## PROBLEM TO WORK ON
Whenever a line contains the string "ауданы", copy it out of the entries.

Collection entries:

####

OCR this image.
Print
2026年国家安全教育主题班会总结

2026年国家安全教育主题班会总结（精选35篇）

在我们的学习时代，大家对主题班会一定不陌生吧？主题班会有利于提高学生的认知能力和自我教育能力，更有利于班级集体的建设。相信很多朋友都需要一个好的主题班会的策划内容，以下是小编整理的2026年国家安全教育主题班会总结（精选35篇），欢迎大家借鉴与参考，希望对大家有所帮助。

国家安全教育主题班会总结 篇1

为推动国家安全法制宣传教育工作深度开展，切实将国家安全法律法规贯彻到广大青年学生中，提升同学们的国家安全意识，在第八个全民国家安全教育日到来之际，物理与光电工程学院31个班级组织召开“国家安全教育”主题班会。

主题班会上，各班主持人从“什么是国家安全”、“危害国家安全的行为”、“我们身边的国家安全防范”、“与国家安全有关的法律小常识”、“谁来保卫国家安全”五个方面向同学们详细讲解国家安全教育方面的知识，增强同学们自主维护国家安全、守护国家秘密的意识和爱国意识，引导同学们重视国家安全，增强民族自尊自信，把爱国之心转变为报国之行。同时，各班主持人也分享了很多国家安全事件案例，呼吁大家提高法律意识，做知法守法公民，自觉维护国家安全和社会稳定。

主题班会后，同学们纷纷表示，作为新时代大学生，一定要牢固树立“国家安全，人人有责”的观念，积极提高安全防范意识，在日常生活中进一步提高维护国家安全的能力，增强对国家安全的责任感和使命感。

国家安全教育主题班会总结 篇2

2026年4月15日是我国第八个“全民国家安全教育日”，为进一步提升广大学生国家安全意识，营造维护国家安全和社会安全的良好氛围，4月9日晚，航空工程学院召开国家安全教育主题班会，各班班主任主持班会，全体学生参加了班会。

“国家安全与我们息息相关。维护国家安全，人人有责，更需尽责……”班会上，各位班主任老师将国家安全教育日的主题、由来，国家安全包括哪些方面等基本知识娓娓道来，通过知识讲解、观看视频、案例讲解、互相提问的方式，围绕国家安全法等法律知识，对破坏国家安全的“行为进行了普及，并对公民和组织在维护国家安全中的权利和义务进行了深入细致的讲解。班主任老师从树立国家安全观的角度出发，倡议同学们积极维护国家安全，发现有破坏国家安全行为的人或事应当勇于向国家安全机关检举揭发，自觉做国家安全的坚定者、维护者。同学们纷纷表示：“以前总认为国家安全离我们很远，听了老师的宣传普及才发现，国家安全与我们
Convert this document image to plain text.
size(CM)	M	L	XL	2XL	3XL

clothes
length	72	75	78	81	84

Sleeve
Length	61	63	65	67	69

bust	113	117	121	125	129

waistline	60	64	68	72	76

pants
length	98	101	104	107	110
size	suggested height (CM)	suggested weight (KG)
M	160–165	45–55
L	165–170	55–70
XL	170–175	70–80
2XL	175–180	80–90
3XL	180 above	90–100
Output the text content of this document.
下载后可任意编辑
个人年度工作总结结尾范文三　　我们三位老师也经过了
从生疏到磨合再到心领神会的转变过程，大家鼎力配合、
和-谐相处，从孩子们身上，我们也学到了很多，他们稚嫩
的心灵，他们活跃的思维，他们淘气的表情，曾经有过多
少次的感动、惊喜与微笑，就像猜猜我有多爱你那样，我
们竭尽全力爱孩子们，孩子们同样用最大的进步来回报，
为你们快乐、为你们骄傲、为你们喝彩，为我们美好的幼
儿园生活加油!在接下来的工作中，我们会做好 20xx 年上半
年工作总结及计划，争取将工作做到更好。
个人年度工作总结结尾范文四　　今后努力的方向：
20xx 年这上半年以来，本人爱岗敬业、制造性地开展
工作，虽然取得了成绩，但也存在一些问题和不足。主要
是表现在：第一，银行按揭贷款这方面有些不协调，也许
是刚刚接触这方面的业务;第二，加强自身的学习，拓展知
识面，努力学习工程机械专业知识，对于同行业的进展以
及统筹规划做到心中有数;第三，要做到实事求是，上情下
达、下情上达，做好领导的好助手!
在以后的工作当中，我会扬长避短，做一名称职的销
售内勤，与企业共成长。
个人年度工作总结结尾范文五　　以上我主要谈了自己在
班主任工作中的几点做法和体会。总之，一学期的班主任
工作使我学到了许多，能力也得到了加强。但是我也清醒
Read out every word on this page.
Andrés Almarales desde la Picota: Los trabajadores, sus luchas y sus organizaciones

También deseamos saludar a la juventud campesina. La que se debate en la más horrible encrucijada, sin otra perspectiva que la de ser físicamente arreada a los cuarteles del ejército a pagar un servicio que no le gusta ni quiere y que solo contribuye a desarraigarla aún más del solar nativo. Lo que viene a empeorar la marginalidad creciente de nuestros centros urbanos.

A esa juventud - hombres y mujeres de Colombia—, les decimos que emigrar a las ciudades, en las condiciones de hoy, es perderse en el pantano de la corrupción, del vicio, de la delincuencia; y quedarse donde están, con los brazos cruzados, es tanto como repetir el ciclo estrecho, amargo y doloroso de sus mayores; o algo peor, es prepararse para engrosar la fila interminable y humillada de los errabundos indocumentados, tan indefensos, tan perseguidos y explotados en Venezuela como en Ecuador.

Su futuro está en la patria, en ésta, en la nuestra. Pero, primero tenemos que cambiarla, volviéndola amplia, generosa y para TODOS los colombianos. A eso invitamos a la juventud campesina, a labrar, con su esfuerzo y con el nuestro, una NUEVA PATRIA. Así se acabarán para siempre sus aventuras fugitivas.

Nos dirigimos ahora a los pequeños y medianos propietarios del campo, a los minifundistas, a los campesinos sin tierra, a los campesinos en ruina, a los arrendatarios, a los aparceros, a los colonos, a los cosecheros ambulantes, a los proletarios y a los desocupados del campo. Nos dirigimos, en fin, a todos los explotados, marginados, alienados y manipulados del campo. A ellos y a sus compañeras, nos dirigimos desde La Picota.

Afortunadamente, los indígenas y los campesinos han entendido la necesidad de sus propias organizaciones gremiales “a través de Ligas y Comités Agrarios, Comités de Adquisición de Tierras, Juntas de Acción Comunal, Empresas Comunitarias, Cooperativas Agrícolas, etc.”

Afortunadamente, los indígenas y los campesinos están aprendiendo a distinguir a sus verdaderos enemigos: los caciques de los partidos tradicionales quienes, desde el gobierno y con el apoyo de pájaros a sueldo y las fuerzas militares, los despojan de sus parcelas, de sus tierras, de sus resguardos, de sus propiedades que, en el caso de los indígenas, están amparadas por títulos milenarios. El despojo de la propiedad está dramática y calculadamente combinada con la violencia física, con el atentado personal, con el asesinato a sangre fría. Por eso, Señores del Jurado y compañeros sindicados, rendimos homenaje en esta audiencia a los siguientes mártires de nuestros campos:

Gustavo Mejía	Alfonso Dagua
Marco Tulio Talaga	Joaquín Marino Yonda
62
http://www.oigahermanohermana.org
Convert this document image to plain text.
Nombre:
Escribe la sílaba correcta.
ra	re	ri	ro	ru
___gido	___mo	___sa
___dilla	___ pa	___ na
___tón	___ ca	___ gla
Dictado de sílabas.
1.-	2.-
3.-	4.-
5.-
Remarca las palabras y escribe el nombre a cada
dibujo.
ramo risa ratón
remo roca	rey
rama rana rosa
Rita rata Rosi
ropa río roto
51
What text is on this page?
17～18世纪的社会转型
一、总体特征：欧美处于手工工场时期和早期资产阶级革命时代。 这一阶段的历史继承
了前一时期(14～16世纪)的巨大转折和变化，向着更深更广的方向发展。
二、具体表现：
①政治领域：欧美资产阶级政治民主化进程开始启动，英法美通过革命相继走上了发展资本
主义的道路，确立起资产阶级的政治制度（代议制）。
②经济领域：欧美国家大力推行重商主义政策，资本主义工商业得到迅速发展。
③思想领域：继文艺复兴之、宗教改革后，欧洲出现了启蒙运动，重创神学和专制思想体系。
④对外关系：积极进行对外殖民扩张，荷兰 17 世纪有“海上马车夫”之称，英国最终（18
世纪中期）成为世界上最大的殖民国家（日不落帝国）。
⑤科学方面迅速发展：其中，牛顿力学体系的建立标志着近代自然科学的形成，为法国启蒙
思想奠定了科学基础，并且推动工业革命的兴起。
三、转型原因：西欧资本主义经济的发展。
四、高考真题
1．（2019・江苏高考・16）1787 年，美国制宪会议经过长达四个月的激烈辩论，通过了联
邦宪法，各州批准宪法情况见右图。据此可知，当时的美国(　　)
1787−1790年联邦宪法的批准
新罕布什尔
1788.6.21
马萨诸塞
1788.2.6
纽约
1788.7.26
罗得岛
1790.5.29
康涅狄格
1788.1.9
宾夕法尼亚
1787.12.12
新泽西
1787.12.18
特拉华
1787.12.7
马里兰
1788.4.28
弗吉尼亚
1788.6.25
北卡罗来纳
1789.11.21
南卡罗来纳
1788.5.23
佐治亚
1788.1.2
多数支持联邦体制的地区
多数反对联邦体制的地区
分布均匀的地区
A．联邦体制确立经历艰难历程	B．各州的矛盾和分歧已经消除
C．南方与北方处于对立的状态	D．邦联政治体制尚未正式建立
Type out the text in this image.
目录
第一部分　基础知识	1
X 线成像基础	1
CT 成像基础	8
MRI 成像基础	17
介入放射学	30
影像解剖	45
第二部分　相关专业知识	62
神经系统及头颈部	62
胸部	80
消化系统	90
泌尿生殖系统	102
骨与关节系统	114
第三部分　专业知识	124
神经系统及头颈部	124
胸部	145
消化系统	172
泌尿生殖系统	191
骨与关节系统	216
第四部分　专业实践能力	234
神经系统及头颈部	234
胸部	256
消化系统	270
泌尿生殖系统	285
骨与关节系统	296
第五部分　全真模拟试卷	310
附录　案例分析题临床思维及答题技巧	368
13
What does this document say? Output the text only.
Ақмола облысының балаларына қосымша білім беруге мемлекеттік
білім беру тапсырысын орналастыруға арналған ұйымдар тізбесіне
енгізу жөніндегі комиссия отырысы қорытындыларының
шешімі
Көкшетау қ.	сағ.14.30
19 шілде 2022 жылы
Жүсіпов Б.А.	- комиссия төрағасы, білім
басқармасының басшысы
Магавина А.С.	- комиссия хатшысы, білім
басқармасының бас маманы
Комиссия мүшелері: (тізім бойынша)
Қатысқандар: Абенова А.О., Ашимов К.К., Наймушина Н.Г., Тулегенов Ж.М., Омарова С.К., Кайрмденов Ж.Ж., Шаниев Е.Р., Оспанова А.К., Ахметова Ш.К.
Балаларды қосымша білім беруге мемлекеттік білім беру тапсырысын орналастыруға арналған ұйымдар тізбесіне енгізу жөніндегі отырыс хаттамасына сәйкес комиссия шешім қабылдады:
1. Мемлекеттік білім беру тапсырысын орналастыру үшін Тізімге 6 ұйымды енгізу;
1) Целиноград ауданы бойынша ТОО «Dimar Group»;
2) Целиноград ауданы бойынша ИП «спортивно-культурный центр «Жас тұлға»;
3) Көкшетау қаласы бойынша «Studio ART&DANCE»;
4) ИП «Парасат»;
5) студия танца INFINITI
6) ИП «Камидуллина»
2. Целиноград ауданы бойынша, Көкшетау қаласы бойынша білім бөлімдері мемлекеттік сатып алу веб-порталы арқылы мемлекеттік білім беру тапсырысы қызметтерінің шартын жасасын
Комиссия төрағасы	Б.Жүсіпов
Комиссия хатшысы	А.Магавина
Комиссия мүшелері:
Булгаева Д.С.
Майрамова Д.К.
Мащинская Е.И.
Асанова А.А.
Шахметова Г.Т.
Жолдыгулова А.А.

####

## EXERCISE SOLUTION
1) Целиноград ауданы бойынша ТОО «Dimar Group»;
2) Целиноград ауданы бойынша ИП «спортивно-культурный центр «Жас тұлға»;
2. Целиноград ауданы бойынша, Көкшетау қаласы бойынша білім бөлімдері мемлекеттік сатып алу веб-порталы арқылы мемлекеттік білім беру тапсырысы қызметтерінің шартын жасасын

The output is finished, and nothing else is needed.